**** Data provided
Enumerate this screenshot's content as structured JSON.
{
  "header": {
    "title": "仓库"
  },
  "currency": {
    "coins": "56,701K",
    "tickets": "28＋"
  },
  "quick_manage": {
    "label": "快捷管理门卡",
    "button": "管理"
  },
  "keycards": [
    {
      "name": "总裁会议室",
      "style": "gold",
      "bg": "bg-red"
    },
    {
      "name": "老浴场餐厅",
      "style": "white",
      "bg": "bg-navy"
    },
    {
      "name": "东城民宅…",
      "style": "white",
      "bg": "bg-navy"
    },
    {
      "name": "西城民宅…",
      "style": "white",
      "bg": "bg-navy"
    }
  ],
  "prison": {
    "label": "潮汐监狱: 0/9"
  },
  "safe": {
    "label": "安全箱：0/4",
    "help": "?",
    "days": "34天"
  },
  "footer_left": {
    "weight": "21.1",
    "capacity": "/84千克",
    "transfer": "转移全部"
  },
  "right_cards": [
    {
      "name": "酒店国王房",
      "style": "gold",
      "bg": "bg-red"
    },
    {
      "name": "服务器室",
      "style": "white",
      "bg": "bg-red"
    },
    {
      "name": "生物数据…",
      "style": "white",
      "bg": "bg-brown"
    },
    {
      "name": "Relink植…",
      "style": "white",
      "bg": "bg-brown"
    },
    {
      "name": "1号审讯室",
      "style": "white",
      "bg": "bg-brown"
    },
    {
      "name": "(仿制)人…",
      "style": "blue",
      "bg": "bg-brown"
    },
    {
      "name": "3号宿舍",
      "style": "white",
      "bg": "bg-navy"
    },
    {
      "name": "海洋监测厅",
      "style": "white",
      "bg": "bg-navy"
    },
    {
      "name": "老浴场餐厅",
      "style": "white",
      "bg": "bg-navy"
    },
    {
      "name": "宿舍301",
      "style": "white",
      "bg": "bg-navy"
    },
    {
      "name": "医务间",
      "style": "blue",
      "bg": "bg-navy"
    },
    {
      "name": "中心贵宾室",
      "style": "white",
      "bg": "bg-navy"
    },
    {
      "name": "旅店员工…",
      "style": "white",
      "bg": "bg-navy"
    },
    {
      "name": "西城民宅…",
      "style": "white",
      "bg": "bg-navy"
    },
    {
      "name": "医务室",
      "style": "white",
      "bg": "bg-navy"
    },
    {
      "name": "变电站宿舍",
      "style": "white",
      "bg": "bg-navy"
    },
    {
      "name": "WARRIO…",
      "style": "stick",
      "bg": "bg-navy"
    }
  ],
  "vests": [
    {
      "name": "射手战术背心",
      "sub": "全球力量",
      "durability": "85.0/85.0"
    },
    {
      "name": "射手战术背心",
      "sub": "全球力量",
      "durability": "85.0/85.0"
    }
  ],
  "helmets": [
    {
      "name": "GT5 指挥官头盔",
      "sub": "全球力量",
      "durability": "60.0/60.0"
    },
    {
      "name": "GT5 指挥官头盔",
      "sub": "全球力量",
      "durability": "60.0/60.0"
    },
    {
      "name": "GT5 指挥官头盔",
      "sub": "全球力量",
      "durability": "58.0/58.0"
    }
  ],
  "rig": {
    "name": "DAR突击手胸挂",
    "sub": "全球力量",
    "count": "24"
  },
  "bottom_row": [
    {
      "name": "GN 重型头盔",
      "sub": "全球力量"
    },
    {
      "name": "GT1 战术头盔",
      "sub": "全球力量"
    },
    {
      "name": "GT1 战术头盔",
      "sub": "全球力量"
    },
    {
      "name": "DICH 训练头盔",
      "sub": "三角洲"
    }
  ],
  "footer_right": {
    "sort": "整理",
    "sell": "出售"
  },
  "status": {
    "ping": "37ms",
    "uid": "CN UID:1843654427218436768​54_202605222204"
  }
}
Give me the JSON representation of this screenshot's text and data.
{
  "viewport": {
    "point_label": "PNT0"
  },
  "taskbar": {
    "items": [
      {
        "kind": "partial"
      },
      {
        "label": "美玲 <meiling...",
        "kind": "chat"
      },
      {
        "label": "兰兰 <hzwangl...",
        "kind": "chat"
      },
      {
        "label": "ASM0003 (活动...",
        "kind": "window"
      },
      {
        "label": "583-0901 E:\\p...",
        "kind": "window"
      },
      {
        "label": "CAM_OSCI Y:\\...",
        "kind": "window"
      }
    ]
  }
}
********
_Exercise goal_: Working from the material above, retype it in its entirety without change.

_Reply to the task_:
Enumerate this screenshot's content as structured JSON.
{
  "header": {
    "title": "仓库"
  },
  "currency": {
    "coins": "56,701K",
    "tickets": "28＋"
  },
  "quick_manage": {
    "label": "快捷管理门卡",
    "button": "管理"
  },
  "keycards": [
    {
      "name": "总裁会议室",
      "style": "gold",
      "bg": "bg-red"
    },
    {
      "name": "老浴场餐厅",
      "style": "white",
      "bg": "bg-navy"
    },
    {
      "name": "东城民宅…",
      "style": "white",
      "bg": "bg-navy"
    },
    {
      "name": "西城民宅…",
      "style": "white",
      "bg": "bg-navy"
    }
  ],
  "prison": {
    "label": "潮汐监狱: 0/9"
  },
  "safe": {
    "label": "安全箱：0/4",
    "help": "?",
    "days": "34天"
  },
  "footer_left": {
    "weight": "21.1",
    "capacity": "/84千克",
    "transfer": "转移全部"
  },
  "right_cards": [
    {
      "name": "酒店国王房",
      "style": "gold",
      "bg": "bg-red"
    },
    {
      "name": "服务器室",
      "style": "white",
      "bg": "bg-red"
    },
    {
      "name": "生物数据…",
      "style": "white",
      "bg": "bg-brown"
    },
    {
      "name": "Relink植…",
      "style": "white",
      "bg": "bg-brown"
    },
    {
      "name": "1号审讯室",
      "style": "white",
      "bg": "bg-brown"
    },
    {
      "name": "(仿制)人…",
      "style": "blue",
      "bg": "bg-brown"
    },
    {
      "name": "3号宿舍",
      "style": "white",
      "bg": "bg-navy"
    },
    {
      "name": "海洋监测厅",
      "style": "white",
      "bg": "bg-navy"
    },
    {
      "name": "老浴场餐厅",
      "style": "white",
      "bg": "bg-navy"
    },
    {
      "name": "宿舍301",
      "style": "white",
      "bg": "bg-navy"
    },
    {
      "name": "医务间",
      "style": "blue",
      "bg": "bg-navy"
    },
    {
      "name": "中心贵宾室",
      "style": "white",
      "bg": "bg-navy"
    },
    {
      "name": "旅店员工…",
      "style": "white",
      "bg": "bg-navy"
    },
    {
      "name": "西城民宅…",
      "style": "white",
      "bg": "bg-navy"
    },
    {
      "name": "医务室",
      "style": "white",
      "bg": "bg-navy"
    },
    {
      "name": "变电站宿舍",
      "style": "white",
      "bg": "bg-navy"
    },
    {
      "name": "WARRIO…",
      "style": "stick",
      "bg": "bg-navy"
    }
  ],
  "vests": [
    {
      "name": "射手战术背心",
      "sub": "全球力量",
      "durability": "85.0/85.0"
    },
    {
      "name": "射手战术背心",
      "sub": "全球力量",
      "durability": "85.0/85.0"
    }
  ],
  "helmets": [
    {
      "name": "GT5 指挥官头盔",
      "sub": "全球力量",
      "durability": "60.0/60.0"
    },
    {
      "name": "GT5 指挥官头盔",
      "sub": "全球力量",
      "durability": "60.0/60.0"
    },
    {
      "name": "GT5 指挥官头盔",
      "sub": "全球力量",
      "durability": "58.0/58.0"
    }
  ],
  "rig": {
    "name": "DAR突击手胸挂",
    "sub": "全球力量",
    "count": "24"
  },
  "bottom_row": [
    {
      "name": "GN 重型头盔",
      "sub": "全球力量"
    },
    {
      "name": "GT1 战术头盔",
      "sub": "全球力量"
    },
    {
      "name": "GT1 战术头盔",
      "sub": "全球力量"
    },
    {
      "name": "DICH 训练头盔",
      "sub": "三角洲"
    }
  ],
  "footer_right": {
    "sort": "整理",
    "sell": "出售"
  },
  "status": {
    "ping": "37ms",
    "uid": "CN UID:1843654427218436768​54_202605222204"
  }
}
Give me the JSON representation of this screenshot's text and data.
{
  "viewport": {
    "point_label": "PNT0"
  },
  "taskbar": {
    "items": [
      {
        "kind": "partial"
      },
      {
        "label": "美玲 <meiling...",
        "kind": "chat"
      },
      {
        "label": "兰兰 <hzwangl...",
        "kind": "chat"
      },
      {
        "label": "ASM0003 (活动...",
        "kind": "window"
      },
      {
        "label": "583-0901 E:\\p...",
        "kind": "window"
      },
      {
        "label": "CAM_OSCI Y:\\...",
        "kind": "window"
      }
    ]
  }
}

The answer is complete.